[START OF Listed entries]

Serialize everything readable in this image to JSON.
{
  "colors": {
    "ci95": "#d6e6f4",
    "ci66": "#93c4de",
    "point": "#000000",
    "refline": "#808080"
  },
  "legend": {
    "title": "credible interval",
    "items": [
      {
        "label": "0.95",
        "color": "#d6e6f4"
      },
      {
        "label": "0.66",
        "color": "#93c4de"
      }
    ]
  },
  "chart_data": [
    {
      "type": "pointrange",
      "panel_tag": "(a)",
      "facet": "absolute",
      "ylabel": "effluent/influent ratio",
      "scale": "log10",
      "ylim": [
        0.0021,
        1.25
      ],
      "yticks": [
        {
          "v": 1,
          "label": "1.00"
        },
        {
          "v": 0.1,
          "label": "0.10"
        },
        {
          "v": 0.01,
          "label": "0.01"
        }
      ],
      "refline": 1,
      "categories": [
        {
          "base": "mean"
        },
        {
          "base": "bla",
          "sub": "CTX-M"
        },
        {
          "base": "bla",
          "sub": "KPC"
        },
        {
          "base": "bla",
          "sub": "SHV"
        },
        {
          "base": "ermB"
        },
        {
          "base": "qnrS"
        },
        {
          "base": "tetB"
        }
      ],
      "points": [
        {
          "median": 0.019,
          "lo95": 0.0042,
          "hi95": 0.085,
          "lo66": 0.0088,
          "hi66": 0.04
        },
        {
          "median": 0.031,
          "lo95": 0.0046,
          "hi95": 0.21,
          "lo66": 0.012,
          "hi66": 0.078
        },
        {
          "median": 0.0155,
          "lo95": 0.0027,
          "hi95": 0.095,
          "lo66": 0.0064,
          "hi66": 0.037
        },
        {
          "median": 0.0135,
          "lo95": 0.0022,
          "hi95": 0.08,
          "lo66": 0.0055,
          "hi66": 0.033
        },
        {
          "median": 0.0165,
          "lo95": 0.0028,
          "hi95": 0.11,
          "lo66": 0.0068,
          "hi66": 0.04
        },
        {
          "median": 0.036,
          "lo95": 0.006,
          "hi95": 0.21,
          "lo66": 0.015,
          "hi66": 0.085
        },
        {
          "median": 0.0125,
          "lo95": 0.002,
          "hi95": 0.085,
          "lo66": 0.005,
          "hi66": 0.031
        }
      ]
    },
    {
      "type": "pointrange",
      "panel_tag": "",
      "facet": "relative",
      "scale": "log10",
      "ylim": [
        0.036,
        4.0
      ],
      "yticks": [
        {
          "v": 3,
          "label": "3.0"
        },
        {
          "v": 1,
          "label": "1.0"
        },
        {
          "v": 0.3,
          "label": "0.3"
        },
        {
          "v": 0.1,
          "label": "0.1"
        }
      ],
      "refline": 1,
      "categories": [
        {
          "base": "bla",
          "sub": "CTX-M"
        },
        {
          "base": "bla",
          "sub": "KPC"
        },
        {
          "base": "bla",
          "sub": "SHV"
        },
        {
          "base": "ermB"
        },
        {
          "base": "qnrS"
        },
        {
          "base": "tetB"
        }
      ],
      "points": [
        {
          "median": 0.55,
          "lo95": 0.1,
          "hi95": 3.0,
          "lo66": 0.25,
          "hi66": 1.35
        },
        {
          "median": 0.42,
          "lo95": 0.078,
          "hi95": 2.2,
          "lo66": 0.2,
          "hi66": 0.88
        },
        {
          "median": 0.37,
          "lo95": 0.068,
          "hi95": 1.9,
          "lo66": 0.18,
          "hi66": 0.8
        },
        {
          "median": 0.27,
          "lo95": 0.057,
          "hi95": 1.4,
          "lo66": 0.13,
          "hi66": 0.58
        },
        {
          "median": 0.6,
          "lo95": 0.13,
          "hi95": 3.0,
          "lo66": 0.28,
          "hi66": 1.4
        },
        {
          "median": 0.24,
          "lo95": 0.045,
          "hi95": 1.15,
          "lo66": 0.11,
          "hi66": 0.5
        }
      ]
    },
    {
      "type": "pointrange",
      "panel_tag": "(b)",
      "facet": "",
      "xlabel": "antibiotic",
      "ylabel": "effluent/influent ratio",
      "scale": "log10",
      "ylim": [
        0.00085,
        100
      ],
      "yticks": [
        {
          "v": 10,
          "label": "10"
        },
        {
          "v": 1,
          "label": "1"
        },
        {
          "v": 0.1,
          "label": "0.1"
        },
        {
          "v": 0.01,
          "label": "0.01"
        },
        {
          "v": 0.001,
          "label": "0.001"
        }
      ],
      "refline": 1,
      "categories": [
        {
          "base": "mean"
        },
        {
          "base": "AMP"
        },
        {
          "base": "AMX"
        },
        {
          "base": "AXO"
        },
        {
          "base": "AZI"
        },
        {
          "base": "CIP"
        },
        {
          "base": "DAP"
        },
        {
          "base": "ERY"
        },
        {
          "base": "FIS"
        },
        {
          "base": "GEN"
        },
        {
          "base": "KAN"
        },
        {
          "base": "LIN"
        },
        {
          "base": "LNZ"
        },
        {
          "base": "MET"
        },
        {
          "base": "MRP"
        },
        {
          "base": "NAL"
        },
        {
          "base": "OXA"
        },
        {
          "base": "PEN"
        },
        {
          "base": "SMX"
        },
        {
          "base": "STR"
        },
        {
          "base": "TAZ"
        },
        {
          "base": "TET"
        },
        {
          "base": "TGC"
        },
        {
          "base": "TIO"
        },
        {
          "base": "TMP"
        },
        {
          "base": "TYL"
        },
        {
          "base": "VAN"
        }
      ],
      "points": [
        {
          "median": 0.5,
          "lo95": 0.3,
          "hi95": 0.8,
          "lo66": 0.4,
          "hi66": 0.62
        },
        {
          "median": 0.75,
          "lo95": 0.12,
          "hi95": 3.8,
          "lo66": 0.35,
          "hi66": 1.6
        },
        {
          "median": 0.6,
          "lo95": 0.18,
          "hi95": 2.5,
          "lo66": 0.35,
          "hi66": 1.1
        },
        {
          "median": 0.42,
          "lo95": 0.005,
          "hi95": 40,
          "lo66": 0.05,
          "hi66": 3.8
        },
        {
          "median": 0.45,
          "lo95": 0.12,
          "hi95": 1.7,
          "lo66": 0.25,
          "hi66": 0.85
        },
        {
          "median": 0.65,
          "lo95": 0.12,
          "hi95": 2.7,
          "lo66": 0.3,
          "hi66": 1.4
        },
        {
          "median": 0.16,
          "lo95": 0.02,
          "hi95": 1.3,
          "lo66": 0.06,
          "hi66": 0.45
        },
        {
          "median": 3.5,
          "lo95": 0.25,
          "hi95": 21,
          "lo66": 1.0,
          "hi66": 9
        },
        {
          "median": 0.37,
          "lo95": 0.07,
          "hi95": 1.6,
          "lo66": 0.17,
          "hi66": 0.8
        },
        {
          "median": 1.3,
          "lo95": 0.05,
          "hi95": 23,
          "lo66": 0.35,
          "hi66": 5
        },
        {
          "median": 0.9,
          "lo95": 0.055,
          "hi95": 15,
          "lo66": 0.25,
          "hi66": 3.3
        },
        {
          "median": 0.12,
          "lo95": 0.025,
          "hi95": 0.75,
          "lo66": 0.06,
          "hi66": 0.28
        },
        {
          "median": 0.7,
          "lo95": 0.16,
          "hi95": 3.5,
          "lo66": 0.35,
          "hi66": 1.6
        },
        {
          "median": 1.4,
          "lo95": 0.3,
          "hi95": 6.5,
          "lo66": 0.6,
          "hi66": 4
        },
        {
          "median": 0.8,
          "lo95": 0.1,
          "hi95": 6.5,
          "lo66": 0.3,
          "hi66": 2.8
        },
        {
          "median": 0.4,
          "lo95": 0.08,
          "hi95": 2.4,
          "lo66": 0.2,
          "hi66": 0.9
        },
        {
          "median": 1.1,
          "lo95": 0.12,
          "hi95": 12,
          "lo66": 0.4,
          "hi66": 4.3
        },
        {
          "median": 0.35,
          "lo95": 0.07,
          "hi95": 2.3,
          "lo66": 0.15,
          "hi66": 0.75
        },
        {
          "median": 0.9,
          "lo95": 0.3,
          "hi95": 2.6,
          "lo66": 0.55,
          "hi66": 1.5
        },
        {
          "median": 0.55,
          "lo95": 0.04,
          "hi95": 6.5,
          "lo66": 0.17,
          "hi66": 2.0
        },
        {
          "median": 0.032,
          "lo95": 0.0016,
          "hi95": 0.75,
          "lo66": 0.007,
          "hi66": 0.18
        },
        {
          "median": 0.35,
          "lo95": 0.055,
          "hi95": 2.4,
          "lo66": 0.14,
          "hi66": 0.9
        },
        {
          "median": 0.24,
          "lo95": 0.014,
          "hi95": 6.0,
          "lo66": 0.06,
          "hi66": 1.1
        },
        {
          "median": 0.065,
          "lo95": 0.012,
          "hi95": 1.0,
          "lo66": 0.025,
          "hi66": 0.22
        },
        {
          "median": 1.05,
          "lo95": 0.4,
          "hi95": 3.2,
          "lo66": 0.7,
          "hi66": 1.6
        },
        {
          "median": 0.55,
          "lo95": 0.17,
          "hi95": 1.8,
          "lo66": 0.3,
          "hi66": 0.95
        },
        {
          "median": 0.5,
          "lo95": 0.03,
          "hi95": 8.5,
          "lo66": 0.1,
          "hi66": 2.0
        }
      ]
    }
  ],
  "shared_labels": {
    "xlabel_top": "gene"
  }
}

[END OF Listed entries]

Scan the material for lines with the word "facet", and copy each line you find.

      "facet": "absolute",
      "facet": "relative",
      "facet": "",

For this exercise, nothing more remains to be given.